# start of Entries provided

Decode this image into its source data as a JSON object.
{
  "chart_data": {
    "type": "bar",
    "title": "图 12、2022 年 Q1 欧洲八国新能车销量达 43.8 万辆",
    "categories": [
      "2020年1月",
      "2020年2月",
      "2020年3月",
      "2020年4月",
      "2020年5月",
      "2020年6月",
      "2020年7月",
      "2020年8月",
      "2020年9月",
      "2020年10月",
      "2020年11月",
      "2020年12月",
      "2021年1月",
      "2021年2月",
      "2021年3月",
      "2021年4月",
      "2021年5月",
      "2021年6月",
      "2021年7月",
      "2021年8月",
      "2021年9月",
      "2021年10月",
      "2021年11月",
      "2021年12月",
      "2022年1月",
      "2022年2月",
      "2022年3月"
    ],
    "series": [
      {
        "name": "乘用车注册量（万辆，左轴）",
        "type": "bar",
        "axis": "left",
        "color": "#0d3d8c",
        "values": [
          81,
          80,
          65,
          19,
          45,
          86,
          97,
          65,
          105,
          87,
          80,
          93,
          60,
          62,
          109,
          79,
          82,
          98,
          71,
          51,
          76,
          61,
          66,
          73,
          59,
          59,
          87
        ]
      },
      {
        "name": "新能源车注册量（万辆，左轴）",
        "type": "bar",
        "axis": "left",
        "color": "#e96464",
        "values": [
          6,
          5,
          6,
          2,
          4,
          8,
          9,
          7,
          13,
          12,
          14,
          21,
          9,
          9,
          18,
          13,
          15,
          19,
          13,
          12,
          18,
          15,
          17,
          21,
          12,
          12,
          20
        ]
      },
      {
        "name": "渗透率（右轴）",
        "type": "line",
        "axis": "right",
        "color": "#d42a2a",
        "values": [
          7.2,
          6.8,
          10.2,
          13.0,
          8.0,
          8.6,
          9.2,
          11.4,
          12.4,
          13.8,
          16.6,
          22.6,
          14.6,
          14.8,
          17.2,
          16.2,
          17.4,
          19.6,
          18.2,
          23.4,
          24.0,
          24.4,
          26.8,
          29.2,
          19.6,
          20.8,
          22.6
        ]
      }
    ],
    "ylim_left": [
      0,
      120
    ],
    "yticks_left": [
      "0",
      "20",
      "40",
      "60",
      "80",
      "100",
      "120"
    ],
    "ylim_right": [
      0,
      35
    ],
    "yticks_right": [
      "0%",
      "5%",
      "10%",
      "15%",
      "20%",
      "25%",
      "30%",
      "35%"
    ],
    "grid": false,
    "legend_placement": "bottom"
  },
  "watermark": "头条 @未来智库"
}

# end of Entries provided

**Requirements**
Return the listing above word for word.

**Solution to this problem**
Decode this image into its source data as a JSON object.
{
  "chart_data": {
    "type": "bar",
    "title": "图 12、2022 年 Q1 欧洲八国新能车销量达 43.8 万辆",
    "categories": [
      "2020年1月",
      "2020年2月",
      "2020年3月",
      "2020年4月",
      "2020年5月",
      "2020年6月",
      "2020年7月",
      "2020年8月",
      "2020年9月",
      "2020年10月",
      "2020年11月",
      "2020年12月",
      "2021年1月",
      "2021年2月",
      "2021年3月",
      "2021年4月",
      "2021年5月",
      "2021年6月",
      "2021年7月",
      "2021年8月",
      "2021年9月",
      "2021年10月",
      "2021年11月",
      "2021年12月",
      "2022年1月",
      "2022年2月",
      "2022年3月"
    ],
    "series": [
      {
        "name": "乘用车注册量（万辆，左轴）",
        "type": "bar",
        "axis": "left",
        "color": "#0d3d8c",
        "values": [
          81,
          80,
          65,
          19,
          45,
          86,
          97,
          65,
          105,
          87,
          80,
          93,
          60,
          62,
          109,
          79,
          82,
          98,
          71,
          51,
          76,
          61,
          66,
          73,
          59,
          59,
          87
        ]
      },
      {
        "name": "新能源车注册量（万辆，左轴）",
        "type": "bar",
        "axis": "left",
        "color": "#e96464",
        "values": [
          6,
          5,
          6,
          2,
          4,
          8,
          9,
          7,
          13,
          12,
          14,
          21,
          9,
          9,
          18,
          13,
          15,
          19,
          13,
          12,
          18,
          15,
          17,
          21,
          12,
          12,
          20
        ]
      },
      {
        "name": "渗透率（右轴）",
        "type": "line",
        "axis": "right",
        "color": "#d42a2a",
        "values": [
          7.2,
          6.8,
          10.2,
          13.0,
          8.0,
          8.6,
          9.2,
          11.4,
          12.4,
          13.8,
          16.6,
          22.6,
          14.6,
          14.8,
          17.2,
          16.2,
          17.4,
          19.6,
          18.2,
          23.4,
          24.0,
          24.4,
          26.8,
          29.2,
          19.6,
          20.8,
          22.6
        ]
      }
    ],
    "ylim_left": [
      0,
      120
    ],
    "yticks_left": [
      "0",
      "20",
      "40",
      "60",
      "80",
      "100",
      "120"
    ],
    "ylim_right": [
      0,
      35
    ],
    "yticks_right": [
      "0%",
      "5%",
      "10%",
      "15%",
      "20%",
      "25%",
      "30%",
      "35%"
    ],
    "grid": false,
    "legend_placement": "bottom"
  },
  "watermark": "头条 @未来智库"
}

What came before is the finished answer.